> _What this task involves_
All of the data that follows should be retyped exactly, please, except the pictures.

> _Data lines_
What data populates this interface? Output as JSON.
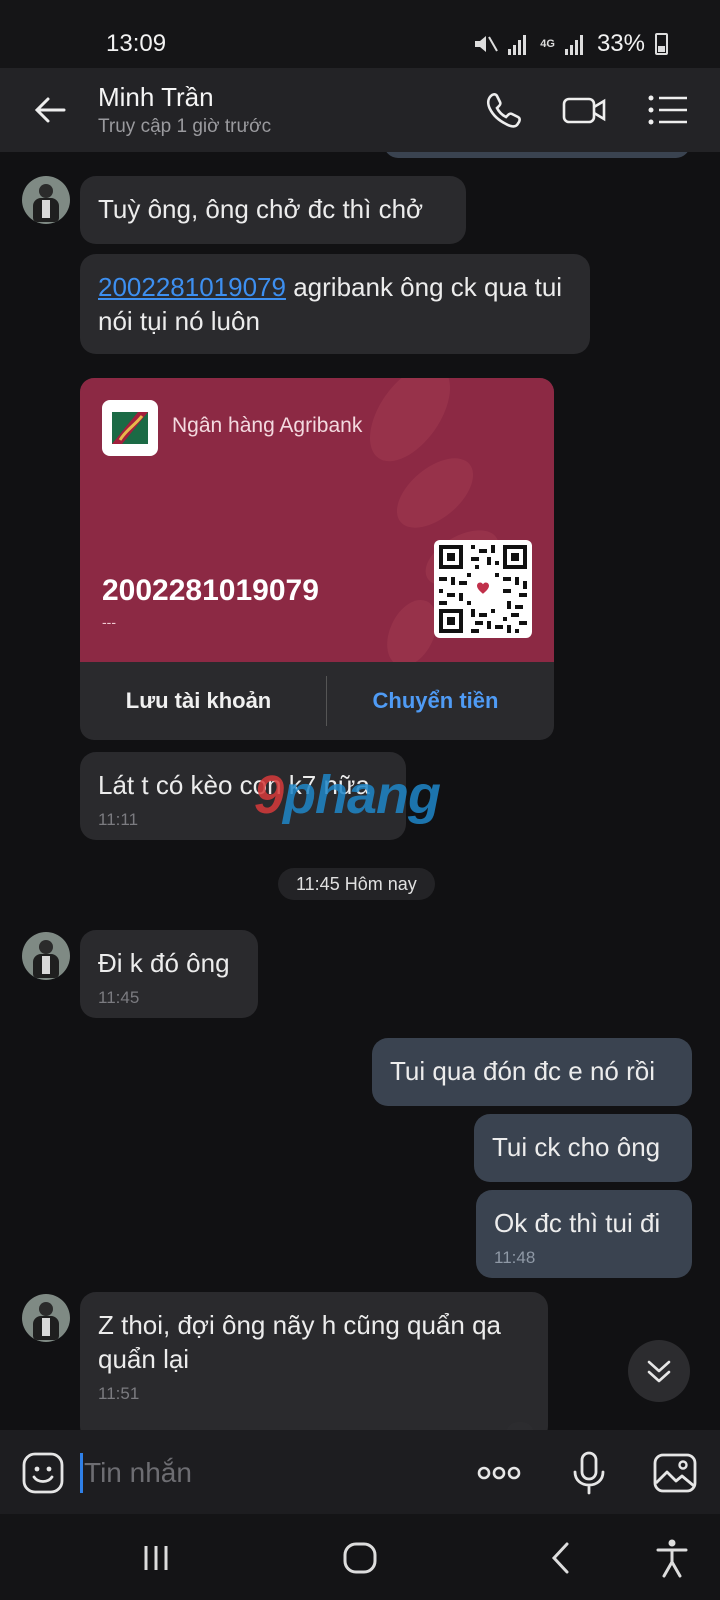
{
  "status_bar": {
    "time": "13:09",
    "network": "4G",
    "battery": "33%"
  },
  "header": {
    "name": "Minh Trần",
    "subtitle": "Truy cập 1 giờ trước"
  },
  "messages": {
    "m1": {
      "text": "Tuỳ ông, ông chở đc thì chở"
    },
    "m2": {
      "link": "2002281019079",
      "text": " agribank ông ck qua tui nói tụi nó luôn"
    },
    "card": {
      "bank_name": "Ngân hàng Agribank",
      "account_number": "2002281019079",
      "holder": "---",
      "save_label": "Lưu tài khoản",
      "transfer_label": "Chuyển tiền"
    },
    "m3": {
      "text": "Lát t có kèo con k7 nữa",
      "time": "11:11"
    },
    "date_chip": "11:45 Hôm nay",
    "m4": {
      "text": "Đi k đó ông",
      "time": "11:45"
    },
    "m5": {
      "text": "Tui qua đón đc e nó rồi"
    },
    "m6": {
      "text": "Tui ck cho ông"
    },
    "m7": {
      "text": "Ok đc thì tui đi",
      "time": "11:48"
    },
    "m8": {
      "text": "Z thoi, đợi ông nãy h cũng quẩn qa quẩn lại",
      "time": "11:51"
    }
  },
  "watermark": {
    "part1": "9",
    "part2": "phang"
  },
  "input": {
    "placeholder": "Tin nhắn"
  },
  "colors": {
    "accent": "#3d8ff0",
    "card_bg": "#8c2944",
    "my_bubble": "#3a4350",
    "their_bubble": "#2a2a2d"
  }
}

> _Answer to this task_
What data populates this interface? Output as JSON.
{
  "status_bar": {
    "time": "13:09",
    "network": "4G",
    "battery": "33%"
  },
  "header": {
    "name": "Minh Trần",
    "subtitle": "Truy cập 1 giờ trước"
  },
  "messages": {
    "m1": {
      "text": "Tuỳ ông, ông chở đc thì chở"
    },
    "m2": {
      "link": "2002281019079",
      "text": " agribank ông ck qua tui nói tụi nó luôn"
    },
    "card": {
      "bank_name": "Ngân hàng Agribank",
      "account_number": "2002281019079",
      "holder": "---",
      "save_label": "Lưu tài khoản",
      "transfer_label": "Chuyển tiền"
    },
    "m3": {
      "text": "Lát t có kèo con k7 nữa",
      "time": "11:11"
    },
    "date_chip": "11:45 Hôm nay",
    "m4": {
      "text": "Đi k đó ông",
      "time": "11:45"
    },
    "m5": {
      "text": "Tui qua đón đc e nó rồi"
    },
    "m6": {
      "text": "Tui ck cho ông"
    },
    "m7": {
      "text": "Ok đc thì tui đi",
      "time": "11:48"
    },
    "m8": {
      "text": "Z thoi, đợi ông nãy h cũng quẩn qa quẩn lại",
      "time": "11:51"
    }
  },
  "watermark": {
    "part1": "9",
    "part2": "phang"
  },
  "input": {
    "placeholder": "Tin nhắn"
  },
  "colors": {
    "accent": "#3d8ff0",
    "card_bg": "#8c2944",
    "my_bubble": "#3a4350",
    "their_bubble": "#2a2a2d"
  }
}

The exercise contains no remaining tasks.